--- START Input records ---

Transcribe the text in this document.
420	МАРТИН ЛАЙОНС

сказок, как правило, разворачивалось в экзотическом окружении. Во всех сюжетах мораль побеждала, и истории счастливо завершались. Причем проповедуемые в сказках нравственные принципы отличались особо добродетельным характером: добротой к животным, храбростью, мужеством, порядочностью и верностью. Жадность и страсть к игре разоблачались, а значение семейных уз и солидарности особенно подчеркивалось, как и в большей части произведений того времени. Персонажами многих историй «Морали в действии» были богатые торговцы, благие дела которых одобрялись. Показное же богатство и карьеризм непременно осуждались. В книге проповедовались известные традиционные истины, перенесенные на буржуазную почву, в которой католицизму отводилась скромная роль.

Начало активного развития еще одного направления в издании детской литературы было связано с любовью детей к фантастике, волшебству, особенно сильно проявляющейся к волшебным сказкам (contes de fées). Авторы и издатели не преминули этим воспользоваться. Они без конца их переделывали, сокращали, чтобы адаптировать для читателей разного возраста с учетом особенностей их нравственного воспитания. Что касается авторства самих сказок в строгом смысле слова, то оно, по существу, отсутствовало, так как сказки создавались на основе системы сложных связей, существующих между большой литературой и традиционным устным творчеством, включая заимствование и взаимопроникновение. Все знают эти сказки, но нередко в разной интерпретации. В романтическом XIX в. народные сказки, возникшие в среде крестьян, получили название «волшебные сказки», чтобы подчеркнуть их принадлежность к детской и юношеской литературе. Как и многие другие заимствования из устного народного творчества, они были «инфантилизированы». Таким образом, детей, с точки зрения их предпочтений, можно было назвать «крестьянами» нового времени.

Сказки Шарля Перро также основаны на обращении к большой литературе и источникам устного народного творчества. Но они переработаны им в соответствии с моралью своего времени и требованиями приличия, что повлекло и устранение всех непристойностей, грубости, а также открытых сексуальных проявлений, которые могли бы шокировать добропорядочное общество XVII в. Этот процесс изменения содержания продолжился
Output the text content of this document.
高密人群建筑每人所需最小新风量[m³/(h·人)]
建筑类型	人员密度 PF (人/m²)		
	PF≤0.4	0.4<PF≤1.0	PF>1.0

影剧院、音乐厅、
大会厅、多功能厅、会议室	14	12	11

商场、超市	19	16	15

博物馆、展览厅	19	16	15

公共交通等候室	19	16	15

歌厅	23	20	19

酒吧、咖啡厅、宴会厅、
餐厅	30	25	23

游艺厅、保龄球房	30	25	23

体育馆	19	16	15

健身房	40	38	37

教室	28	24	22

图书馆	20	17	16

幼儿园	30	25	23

--- END Input records ---

* [Your objective]:
Show every line where the string "text" appears.

* [Written answer]:
Transcribe the text in this document.
Output the text content of this document.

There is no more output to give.